Text section:
Polymeric organic-inorganic proton-exchange membranes based on anionic oligomeric ionic liquid of hyperbranched structure

 

A.V. Stryutsky1, O.O. Sobko1, M.A. Gumenna1, N.S. Klimenko1, A.V. Kravchenko2, V.V. Kravchenko2, A.V. Shevchyuk2, V.V. Shevchenko1

 

1Institute of Macromolecular Chemistry of the National academy of sciences of Ukraine

48, Kharkivske shose, Kyiv, 02160, Ukraine

2L.M. Litvinenko Institute of Physical-organic Chemistry and Coal Chemistry NAS of Ukraine

50, Kharkivske shose, Kyiv, 02160, Ukraine

 

Polym. J., 2019, 41, no. 2: 123-129

 

Section: Synthesis of polymers.

 

Language: Russian.

 

Abstract:

 

 

A method for sol-gel synthesis of organic-inorganic polymeric proton-exchange membranes (PEM) with anhydrous mechanism of proton conductivity based on the protic anionic hyperbranched oligomeric ionic liquid (HBP-OIL) as a dopant was developed. These membranes contain oligoethyleneoxide component and HBP-OIL as anhydrous proton-conducting medium and the latter plays a role of proton-donating component. The structure of the synthesized membranes was confirmed by FTIR spectroscopy. Thermophysical characteristics were determined by DSC and TGA. According to DSC study the proposed membranes are characterized by an amorphous structure and their Tg values range from -12° C to 30° C. It was shown that the values of Tg and the nature of structuring of the PEMs is determined by the content of the dopant in their composition. The PEM synthesized are thermally stable up to 250–280 °С. The initial dopant and the PEM with the highest content of the dopant are characterized by a maximum thermal stability. The protic conductivity of the developed membranes according to the results of dielectric relaxation spectroscopy measurements is 10–4–10–3 S/cm at temperatures of 100–120 °C under anhydrous conditions. The highest level of conductivity was reached for the PEM with a maximum content of the dopant. The conductivity of this membrane is 4,67·10-3 S/cm and 8,11·10-3 S/cm at temperatures of 100 °C and 120 °C, respectively under anhydrous conditions.

Task input:
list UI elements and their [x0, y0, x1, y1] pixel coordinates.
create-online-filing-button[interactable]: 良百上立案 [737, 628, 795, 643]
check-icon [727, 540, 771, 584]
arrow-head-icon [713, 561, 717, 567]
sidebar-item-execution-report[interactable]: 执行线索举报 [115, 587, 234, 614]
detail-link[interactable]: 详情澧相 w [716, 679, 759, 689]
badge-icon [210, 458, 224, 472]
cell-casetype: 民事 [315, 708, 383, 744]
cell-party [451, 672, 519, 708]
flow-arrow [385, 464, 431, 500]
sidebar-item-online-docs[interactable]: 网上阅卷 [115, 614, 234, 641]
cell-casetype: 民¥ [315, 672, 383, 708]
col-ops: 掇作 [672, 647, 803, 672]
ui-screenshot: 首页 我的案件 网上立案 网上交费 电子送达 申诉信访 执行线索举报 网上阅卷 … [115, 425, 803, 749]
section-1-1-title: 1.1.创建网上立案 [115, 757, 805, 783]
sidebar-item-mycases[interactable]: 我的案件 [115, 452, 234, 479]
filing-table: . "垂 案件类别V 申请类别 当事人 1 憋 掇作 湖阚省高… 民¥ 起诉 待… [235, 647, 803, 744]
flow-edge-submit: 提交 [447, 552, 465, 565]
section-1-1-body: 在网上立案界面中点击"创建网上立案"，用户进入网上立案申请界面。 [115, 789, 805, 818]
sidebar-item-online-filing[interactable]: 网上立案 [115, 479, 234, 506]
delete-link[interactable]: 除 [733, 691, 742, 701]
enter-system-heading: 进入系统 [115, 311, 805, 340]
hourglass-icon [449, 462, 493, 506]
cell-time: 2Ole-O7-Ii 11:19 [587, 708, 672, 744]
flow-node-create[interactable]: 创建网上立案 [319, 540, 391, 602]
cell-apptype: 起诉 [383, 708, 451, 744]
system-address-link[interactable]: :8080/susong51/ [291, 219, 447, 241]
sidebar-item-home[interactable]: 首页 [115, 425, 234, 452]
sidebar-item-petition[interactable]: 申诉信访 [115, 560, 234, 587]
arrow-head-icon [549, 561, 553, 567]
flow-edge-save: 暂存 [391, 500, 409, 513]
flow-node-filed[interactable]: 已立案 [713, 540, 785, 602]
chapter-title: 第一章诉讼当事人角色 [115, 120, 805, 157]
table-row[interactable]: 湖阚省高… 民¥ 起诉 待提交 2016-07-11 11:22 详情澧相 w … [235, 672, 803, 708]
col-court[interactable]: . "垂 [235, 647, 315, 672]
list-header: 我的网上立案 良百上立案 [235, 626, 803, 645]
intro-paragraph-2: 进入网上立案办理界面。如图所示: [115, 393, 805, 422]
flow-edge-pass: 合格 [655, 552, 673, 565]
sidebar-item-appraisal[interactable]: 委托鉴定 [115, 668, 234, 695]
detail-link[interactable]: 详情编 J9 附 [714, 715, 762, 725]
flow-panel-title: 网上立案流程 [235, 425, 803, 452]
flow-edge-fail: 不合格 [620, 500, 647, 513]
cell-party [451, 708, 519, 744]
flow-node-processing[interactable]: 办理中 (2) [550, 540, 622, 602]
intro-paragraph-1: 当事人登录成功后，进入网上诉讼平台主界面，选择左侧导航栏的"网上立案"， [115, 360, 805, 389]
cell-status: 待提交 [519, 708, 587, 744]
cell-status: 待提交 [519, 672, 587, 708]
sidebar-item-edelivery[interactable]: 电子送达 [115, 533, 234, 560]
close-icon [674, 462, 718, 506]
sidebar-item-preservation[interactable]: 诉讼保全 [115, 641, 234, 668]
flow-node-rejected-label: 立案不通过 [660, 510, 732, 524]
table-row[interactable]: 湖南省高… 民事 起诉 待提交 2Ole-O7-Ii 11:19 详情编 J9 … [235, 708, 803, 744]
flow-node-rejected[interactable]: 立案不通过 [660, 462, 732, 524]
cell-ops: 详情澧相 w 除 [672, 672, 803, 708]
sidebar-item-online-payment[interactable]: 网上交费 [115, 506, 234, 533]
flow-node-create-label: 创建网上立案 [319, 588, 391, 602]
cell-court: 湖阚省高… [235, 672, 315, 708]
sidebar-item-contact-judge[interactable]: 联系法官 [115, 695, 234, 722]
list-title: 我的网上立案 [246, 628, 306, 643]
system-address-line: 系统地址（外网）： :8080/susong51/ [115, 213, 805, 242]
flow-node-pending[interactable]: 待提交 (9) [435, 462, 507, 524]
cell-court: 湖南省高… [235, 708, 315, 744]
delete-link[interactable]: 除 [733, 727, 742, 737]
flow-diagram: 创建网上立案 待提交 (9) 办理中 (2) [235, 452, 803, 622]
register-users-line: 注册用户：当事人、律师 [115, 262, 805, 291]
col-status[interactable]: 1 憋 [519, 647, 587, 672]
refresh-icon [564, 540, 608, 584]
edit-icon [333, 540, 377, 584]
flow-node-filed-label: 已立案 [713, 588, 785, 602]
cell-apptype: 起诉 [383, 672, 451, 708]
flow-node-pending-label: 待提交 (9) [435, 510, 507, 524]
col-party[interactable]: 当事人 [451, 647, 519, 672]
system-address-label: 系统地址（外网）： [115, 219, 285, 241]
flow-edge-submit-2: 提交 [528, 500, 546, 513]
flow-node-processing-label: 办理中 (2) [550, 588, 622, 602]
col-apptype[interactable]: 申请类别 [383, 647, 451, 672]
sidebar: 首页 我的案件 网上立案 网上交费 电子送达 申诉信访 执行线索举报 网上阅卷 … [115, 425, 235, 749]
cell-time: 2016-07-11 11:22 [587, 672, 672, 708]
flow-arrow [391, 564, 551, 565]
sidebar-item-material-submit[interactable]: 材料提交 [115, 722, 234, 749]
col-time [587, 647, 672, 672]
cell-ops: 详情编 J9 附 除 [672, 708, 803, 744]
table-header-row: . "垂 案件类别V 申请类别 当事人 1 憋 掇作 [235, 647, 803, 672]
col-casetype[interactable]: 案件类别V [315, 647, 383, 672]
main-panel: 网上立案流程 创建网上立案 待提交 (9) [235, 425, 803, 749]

...

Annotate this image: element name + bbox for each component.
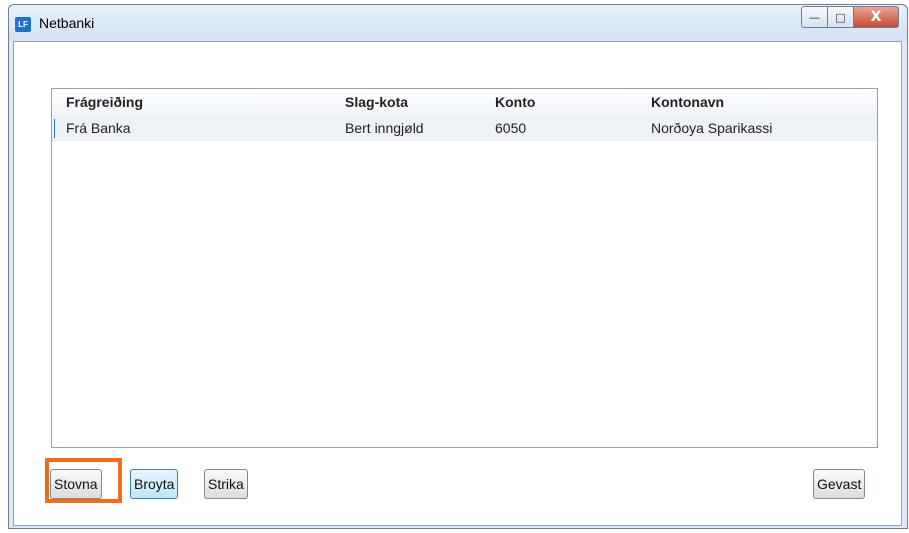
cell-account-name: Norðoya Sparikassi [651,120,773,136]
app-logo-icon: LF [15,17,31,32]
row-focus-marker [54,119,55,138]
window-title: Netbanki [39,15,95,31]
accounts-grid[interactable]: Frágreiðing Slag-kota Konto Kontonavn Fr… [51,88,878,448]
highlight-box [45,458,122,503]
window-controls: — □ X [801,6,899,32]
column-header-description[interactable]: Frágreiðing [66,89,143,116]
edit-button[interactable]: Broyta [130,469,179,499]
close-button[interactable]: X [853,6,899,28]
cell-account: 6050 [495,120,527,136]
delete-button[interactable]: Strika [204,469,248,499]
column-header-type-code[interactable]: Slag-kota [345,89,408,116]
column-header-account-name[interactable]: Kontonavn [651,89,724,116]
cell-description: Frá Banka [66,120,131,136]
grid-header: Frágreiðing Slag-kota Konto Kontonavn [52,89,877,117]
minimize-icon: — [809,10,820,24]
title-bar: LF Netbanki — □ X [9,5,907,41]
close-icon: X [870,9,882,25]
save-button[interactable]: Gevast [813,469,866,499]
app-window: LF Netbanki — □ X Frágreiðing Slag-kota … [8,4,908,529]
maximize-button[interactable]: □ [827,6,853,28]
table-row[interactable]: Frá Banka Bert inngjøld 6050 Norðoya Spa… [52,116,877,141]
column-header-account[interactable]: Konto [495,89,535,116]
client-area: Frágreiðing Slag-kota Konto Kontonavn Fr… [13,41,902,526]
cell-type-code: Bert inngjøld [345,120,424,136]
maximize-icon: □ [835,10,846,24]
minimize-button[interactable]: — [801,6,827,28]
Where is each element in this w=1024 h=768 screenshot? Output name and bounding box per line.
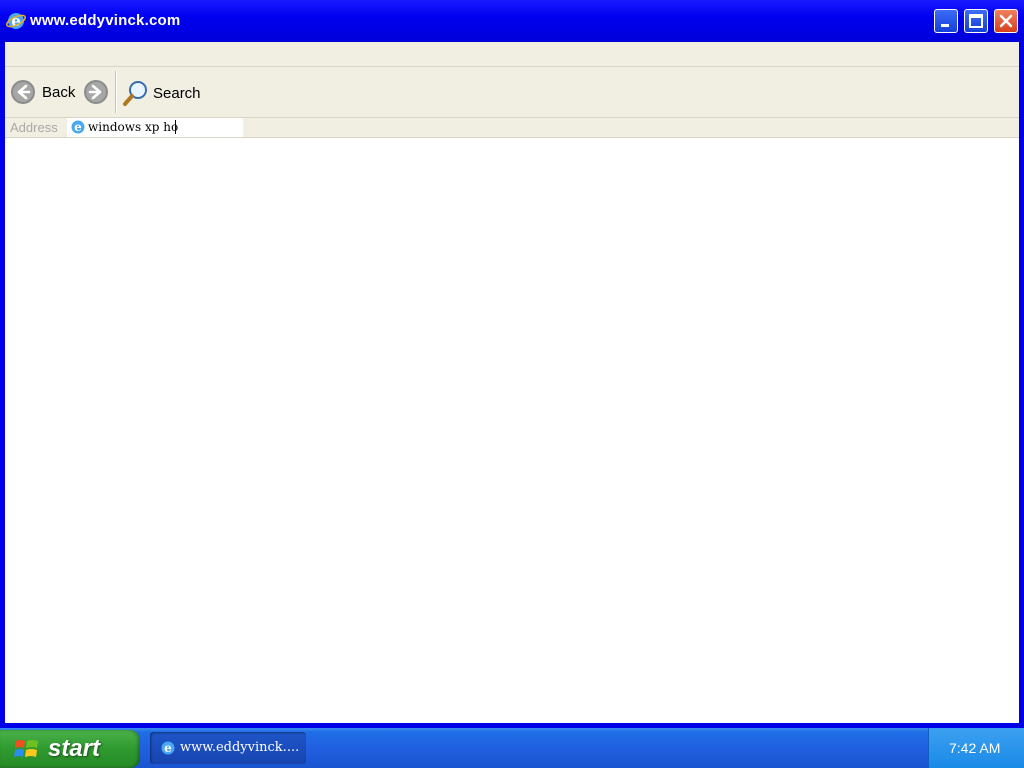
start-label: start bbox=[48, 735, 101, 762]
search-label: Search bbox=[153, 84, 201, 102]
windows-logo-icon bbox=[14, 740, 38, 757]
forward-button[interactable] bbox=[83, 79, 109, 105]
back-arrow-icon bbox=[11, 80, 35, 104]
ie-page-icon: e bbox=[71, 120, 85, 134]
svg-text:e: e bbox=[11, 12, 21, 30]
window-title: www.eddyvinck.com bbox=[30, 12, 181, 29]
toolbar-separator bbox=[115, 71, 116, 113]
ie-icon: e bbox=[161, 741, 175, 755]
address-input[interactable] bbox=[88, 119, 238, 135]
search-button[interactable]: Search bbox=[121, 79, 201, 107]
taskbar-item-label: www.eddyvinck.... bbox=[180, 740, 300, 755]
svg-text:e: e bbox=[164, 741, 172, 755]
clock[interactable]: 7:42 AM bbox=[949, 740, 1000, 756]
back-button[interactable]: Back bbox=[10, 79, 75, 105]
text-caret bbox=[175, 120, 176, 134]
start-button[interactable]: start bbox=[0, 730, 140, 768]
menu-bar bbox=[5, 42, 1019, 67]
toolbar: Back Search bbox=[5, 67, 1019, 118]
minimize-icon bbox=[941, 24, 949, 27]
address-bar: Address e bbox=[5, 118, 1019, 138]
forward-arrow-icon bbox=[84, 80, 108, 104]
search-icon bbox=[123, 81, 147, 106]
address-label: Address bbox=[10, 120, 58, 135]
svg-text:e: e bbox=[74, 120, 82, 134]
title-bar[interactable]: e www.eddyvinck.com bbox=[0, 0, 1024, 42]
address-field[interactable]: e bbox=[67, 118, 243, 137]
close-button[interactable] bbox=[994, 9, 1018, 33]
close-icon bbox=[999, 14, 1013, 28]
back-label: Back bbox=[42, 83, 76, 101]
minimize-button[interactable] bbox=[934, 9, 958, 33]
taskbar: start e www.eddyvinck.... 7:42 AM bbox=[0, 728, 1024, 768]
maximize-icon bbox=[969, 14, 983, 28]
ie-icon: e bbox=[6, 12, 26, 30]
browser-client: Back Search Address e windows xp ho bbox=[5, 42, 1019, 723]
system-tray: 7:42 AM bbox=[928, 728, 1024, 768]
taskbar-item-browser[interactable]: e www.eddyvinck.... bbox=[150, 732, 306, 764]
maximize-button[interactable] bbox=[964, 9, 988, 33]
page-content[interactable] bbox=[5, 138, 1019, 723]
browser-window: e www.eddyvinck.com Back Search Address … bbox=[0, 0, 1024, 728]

Exercises to complete:
**A.** In the abstract on proton-exchange membranes, up to what temperature are the synthesized membranes thermally stable?
**B.** Quote the lines of the records from the one holding "list UI elements" through the one holding "587, 234, 614]", inclusive.

Solved problems:
**A.** Up to 250–280 °C.

**B.**
list UI elements and their [x0, y0, x1, y1] pixel coordinates.
create-online-filing-button[interactable]: 良百上立案 [737, 628, 795, 643]
check-icon [727, 540, 771, 584]
arrow-head-icon [713, 561, 717, 567]
sidebar-item-execution-report[interactable]: 执行线索举报 [115, 587, 234, 614]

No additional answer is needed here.